┌────────
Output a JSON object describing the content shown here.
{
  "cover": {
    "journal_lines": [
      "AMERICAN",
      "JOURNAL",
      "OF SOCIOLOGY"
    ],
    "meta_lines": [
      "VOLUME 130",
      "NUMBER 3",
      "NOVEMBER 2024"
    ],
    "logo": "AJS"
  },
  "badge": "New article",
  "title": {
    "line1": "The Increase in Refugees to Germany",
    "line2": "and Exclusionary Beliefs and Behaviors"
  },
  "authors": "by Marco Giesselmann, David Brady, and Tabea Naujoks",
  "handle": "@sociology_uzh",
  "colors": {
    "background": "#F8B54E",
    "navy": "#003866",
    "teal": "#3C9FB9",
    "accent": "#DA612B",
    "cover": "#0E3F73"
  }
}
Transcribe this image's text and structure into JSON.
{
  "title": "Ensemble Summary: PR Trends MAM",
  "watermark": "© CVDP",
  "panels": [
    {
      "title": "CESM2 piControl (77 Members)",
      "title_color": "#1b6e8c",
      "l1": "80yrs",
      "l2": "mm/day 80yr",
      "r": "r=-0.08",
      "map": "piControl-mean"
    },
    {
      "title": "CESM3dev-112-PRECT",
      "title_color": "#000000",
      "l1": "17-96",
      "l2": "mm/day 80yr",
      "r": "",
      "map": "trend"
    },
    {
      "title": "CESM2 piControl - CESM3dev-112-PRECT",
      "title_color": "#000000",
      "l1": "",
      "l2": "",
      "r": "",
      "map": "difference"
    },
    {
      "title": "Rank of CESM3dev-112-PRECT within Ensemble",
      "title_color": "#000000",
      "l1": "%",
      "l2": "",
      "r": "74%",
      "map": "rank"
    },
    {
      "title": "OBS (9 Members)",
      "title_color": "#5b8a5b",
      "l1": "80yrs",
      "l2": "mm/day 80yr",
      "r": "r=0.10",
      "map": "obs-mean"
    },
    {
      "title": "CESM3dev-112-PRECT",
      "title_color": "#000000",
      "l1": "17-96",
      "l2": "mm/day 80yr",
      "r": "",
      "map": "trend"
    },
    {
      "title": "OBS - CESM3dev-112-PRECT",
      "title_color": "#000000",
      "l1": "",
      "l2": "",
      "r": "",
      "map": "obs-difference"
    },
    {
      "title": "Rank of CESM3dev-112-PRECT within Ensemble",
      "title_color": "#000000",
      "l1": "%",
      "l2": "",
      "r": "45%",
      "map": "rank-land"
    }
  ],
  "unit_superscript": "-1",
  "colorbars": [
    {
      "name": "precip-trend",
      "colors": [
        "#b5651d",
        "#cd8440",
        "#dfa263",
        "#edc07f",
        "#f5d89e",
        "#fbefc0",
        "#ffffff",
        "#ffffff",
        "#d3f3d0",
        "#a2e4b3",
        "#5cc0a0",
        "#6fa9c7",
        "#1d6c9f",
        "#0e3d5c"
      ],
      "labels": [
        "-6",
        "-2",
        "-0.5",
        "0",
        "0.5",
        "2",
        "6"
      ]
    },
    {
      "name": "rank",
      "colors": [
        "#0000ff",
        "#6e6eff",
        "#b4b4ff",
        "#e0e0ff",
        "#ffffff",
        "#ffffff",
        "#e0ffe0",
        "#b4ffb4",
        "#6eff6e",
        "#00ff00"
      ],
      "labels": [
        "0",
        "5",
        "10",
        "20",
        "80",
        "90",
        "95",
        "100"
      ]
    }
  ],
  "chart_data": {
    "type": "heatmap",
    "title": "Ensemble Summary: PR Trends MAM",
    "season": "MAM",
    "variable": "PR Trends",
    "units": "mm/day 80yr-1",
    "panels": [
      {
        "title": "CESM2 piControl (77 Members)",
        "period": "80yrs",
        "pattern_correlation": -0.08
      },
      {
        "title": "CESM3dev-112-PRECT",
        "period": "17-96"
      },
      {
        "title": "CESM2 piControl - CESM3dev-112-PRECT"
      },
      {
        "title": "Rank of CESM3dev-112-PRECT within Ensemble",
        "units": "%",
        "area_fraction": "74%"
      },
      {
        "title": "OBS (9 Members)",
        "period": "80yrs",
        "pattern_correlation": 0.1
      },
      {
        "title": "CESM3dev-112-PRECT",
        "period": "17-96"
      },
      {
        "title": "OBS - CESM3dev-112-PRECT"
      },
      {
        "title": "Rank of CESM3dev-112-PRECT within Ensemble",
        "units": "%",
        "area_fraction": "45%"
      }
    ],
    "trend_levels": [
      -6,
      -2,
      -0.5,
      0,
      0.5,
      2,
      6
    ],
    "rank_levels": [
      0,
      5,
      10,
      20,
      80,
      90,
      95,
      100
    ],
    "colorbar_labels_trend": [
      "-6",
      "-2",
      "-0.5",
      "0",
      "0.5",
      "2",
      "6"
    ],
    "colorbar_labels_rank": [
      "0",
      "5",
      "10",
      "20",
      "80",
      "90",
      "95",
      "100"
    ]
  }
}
└────────
What is required -
Can you restate every record above word for word?

Solution to the exercise -
Output a JSON object describing the content shown here.
{
  "cover": {
    "journal_lines": [
      "AMERICAN",
      "JOURNAL",
      "OF SOCIOLOGY"
    ],
    "meta_lines": [
      "VOLUME 130",
      "NUMBER 3",
      "NOVEMBER 2024"
    ],
    "logo": "AJS"
  },
  "badge": "New article",
  "title": {
    "line1": "The Increase in Refugees to Germany",
    "line2": "and Exclusionary Beliefs and Behaviors"
  },
  "authors": "by Marco Giesselmann, David Brady, and Tabea Naujoks",
  "handle": "@sociology_uzh",
  "colors": {
    "background": "#F8B54E",
    "navy": "#003866",
    "teal": "#3C9FB9",
    "accent": "#DA612B",
    "cover": "#0E3F73"
  }
}
Transcribe this image's text and structure into JSON.
{
  "title": "Ensemble Summary: PR Trends MAM",
  "watermark": "© CVDP",
  "panels": [
    {
      "title": "CESM2 piControl (77 Members)",
      "title_color": "#1b6e8c",
      "l1": "80yrs",
      "l2": "mm/day 80yr",
      "r": "r=-0.08",
      "map": "piControl-mean"
    },
    {
      "title": "CESM3dev-112-PRECT",
      "title_color": "#000000",
      "l1": "17-96",
      "l2": "mm/day 80yr",
      "r": "",
      "map": "trend"
    },
    {
      "title": "CESM2 piControl - CESM3dev-112-PRECT",
      "title_color": "#000000",
      "l1": "",
      "l2": "",
      "r": "",
      "map": "difference"
    },
    {
      "title": "Rank of CESM3dev-112-PRECT within Ensemble",
      "title_color": "#000000",
      "l1": "%",
      "l2": "",
      "r": "74%",
      "map": "rank"
    },
    {
      "title": "OBS (9 Members)",
      "title_color": "#5b8a5b",
      "l1": "80yrs",
      "l2": "mm/day 80yr",
      "r": "r=0.10",
      "map": "obs-mean"
    },
    {
      "title": "CESM3dev-112-PRECT",
      "title_color": "#000000",
      "l1": "17-96",
      "l2": "mm/day 80yr",
      "r": "",
      "map": "trend"
    },
    {
      "title": "OBS - CESM3dev-112-PRECT",
      "title_color": "#000000",
      "l1": "",
      "l2": "",
      "r": "",
      "map": "obs-difference"
    },
    {
      "title": "Rank of CESM3dev-112-PRECT within Ensemble",
      "title_color": "#000000",
      "l1": "%",
      "l2": "",
      "r": "45%",
      "map": "rank-land"
    }
  ],
  "unit_superscript": "-1",
  "colorbars": [
    {
      "name": "precip-trend",
      "colors": [
        "#b5651d",
        "#cd8440",
        "#dfa263",
        "#edc07f",
        "#f5d89e",
        "#fbefc0",
        "#ffffff",
        "#ffffff",
        "#d3f3d0",
        "#a2e4b3",
        "#5cc0a0",
        "#6fa9c7",
        "#1d6c9f",
        "#0e3d5c"
      ],
      "labels": [
        "-6",
        "-2",
        "-0.5",
        "0",
        "0.5",
        "2",
        "6"
      ]
    },
    {
      "name": "rank",
      "colors": [
        "#0000ff",
        "#6e6eff",
        "#b4b4ff",
        "#e0e0ff",
        "#ffffff",
        "#ffffff",
        "#e0ffe0",
        "#b4ffb4",
        "#6eff6e",
        "#00ff00"
      ],
      "labels": [
        "0",
        "5",
        "10",
        "20",
        "80",
        "90",
        "95",
        "100"
      ]
    }
  ],
  "chart_data": {
    "type": "heatmap",
    "title": "Ensemble Summary: PR Trends MAM",
    "season": "MAM",
    "variable": "PR Trends",
    "units": "mm/day 80yr-1",
    "panels": [
      {
        "title": "CESM2 piControl (77 Members)",
        "period": "80yrs",
        "pattern_correlation": -0.08
      },
      {
        "title": "CESM3dev-112-PRECT",
        "period": "17-96"
      },
      {
        "title": "CESM2 piControl - CESM3dev-112-PRECT"
      },
      {
        "title": "Rank of CESM3dev-112-PRECT within Ensemble",
        "units": "%",
        "area_fraction": "74%"
      },
      {
        "title": "OBS (9 Members)",
        "period": "80yrs",
        "pattern_correlation": 0.1
      },
      {
        "title": "CESM3dev-112-PRECT",
        "period": "17-96"
      },
      {
        "title": "OBS - CESM3dev-112-PRECT"
      },
      {
        "title": "Rank of CESM3dev-112-PRECT within Ensemble",
        "units": "%",
        "area_fraction": "45%"
      }
    ],
    "trend_levels": [
      -6,
      -2,
      -0.5,
      0,
      0.5,
      2,
      6
    ],
    "rank_levels": [
      0,
      5,
      10,
      20,
      80,
      90,
      95,
      100
    ],
    "colorbar_labels_trend": [
      "-6",
      "-2",
      "-0.5",
      "0",
      "0.5",
      "2",
      "6"
    ],
    "colorbar_labels_rank": [
      "0",
      "5",
      "10",
      "20",
      "80",
      "90",
      "95",
      "100"
    ]
  }
}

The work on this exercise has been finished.